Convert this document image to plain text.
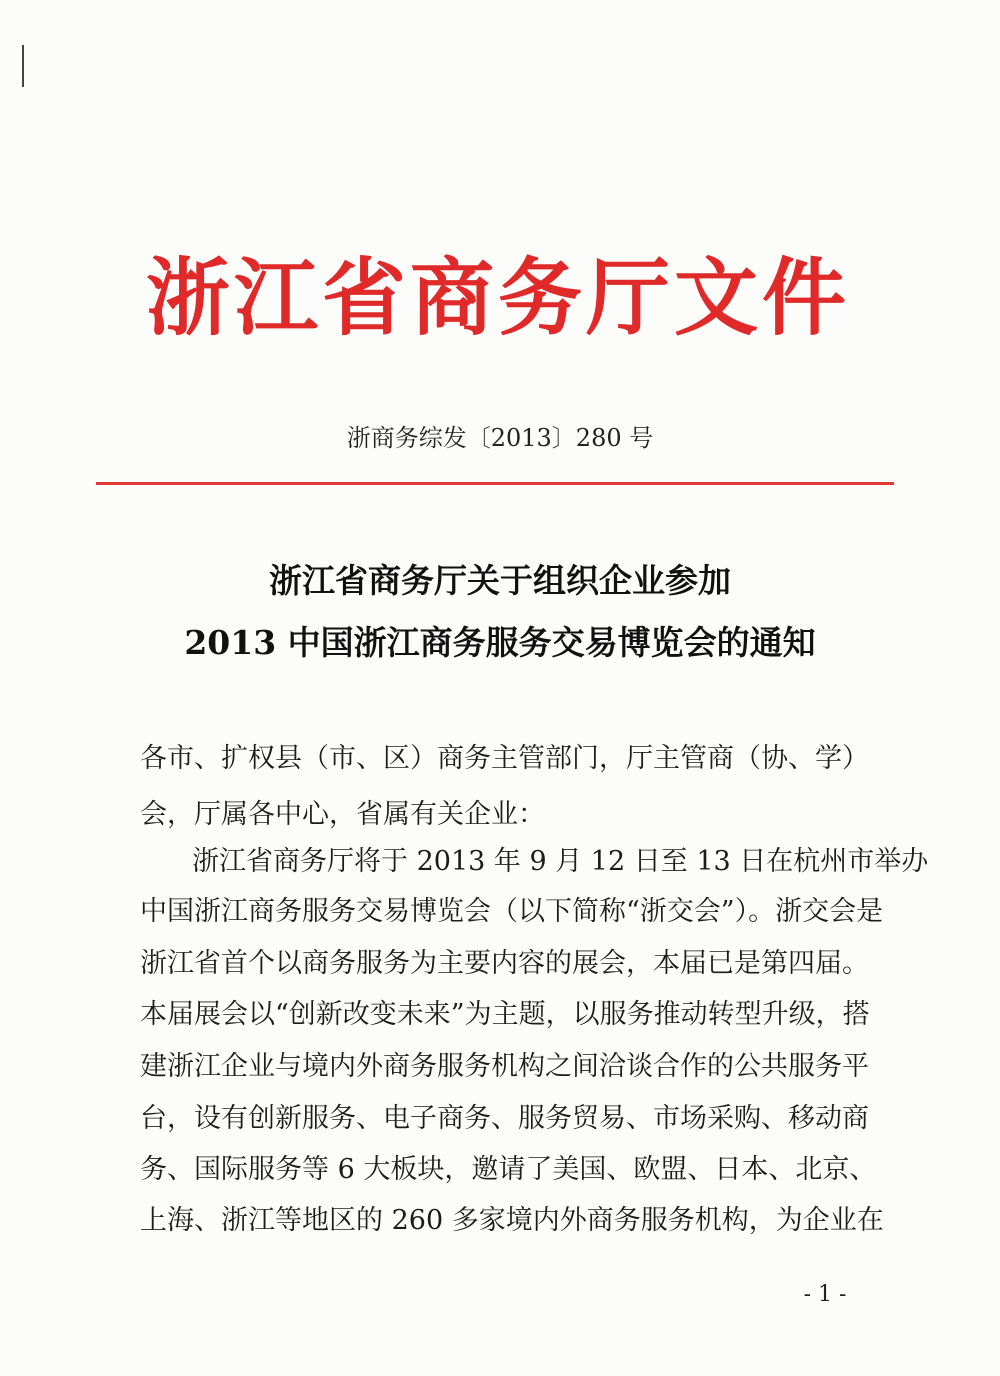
浙江省商务厅文件
浙商务综发〔2013〕280 号
浙江省商务厅关于组织企业参加
2013 中国浙江商务服务交易博览会的通知
各市、扩权县（市、区）商务主管部门，厅主管商（协、学）
会，厅属各中心，省属有关企业：
浙江省商务厅将于 2013 年 9 月 12 日至 13 日在杭州市举办
中国浙江商务服务交易博览会（以下简称“浙交会”）。浙交会是
浙江省首个以商务服务为主要内容的展会，本届已是第四届。
本届展会以“创新改变未来”为主题，以服务推动转型升级，搭
建浙江企业与境内外商务服务机构之间洽谈合作的公共服务平
台，设有创新服务、电子商务、服务贸易、市场采购、移动商
务、国际服务等 6 大板块，邀请了美国、欧盟、日本、北京、
上海、浙江等地区的 260 多家境内外商务服务机构，为企业在
- 1 -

* **Request**
Transcribe each entry above exactly, apart from the pictures.

* **Result for this exercise**
Convert this document image to plain text.
浙江省商务厅文件
浙商务综发〔2013〕280 号
浙江省商务厅关于组织企业参加
2013 中国浙江商务服务交易博览会的通知
各市、扩权县（市、区）商务主管部门，厅主管商（协、学）
会，厅属各中心，省属有关企业：
浙江省商务厅将于 2013 年 9 月 12 日至 13 日在杭州市举办
中国浙江商务服务交易博览会（以下简称“浙交会”）。浙交会是
浙江省首个以商务服务为主要内容的展会，本届已是第四届。
本届展会以“创新改变未来”为主题，以服务推动转型升级，搭
建浙江企业与境内外商务服务机构之间洽谈合作的公共服务平
台，设有创新服务、电子商务、服务贸易、市场采购、移动商
务、国际服务等 6 大板块，邀请了美国、欧盟、日本、北京、
上海、浙江等地区的 260 多家境内外商务服务机构，为企业在
- 1 -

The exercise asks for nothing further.